--- Start EXTRACTED ENTRIES ---
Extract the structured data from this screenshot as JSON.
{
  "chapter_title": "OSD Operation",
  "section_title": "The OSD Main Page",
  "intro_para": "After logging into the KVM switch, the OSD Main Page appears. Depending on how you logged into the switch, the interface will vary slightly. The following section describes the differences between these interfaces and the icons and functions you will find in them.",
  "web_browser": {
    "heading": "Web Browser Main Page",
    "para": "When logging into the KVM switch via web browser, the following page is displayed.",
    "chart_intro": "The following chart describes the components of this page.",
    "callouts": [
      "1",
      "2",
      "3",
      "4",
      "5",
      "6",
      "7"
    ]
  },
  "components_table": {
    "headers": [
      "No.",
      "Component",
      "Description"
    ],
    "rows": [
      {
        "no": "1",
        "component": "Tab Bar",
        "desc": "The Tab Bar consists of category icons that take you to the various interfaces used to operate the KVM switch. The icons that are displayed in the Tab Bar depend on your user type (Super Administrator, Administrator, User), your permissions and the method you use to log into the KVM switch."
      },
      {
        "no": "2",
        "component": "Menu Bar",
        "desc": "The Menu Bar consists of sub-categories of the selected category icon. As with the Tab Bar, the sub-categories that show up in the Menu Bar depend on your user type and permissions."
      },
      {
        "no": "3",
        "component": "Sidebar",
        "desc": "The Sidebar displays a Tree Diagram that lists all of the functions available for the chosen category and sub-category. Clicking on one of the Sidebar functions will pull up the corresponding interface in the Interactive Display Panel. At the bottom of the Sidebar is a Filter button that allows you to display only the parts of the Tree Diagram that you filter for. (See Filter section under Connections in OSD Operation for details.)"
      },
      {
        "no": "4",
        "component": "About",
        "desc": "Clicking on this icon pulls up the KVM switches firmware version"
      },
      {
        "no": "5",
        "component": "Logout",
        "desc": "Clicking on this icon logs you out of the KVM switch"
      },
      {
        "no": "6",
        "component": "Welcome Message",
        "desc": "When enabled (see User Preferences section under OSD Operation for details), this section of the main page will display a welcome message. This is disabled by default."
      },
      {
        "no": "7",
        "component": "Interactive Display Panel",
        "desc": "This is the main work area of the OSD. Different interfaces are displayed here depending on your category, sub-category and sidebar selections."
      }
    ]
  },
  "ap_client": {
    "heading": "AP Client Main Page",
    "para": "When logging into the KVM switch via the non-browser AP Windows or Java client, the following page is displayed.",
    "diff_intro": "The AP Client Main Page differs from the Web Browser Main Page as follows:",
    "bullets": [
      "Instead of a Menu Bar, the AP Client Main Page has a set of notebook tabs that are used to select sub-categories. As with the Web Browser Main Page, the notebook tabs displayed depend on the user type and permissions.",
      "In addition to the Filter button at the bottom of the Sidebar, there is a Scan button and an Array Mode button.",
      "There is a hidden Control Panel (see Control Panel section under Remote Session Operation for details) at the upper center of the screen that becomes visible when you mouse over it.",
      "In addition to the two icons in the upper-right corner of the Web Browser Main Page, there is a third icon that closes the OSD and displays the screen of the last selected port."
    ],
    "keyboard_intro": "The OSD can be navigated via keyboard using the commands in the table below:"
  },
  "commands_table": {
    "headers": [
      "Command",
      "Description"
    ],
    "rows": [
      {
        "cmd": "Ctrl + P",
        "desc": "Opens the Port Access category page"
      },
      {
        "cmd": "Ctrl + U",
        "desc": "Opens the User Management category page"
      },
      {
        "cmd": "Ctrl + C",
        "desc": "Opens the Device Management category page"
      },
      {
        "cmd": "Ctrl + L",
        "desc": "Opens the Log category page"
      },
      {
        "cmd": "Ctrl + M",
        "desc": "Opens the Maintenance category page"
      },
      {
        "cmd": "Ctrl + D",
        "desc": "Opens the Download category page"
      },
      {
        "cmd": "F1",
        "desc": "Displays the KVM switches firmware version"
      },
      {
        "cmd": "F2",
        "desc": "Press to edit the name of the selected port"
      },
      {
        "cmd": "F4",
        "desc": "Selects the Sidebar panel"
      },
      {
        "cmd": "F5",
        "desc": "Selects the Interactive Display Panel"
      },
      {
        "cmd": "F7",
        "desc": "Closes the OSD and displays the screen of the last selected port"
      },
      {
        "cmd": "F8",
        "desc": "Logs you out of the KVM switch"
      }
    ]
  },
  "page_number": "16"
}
--- End EXTRACTED ENTRIES ---
**WRITTEN INSTRUCTION**:
Read the entries and select each line where the word "Operation" is found.

**ANSWER BELOW**:
  "chapter_title": "OSD Operation",
        "desc": "The Sidebar displays a Tree Diagram that lists all of the functions available for the chosen category and sub-category. Clicking on one of the Sidebar functions will pull up the corresponding interface in the Interactive Display Panel. At the bottom of the Sidebar is a Filter button that allows you to display only the parts of the Tree Diagram that you filter for. (See Filter section under Connections in OSD Operation for details.)"
        "desc": "When enabled (see User Preferences section under OSD Operation for details), this section of the main page will display a welcome message. This is disabled by default."
      "There is a hidden Control Panel (see Control Panel section under Remote Session Operation for details) at the upper center of the screen that becomes visible when you mouse over it.",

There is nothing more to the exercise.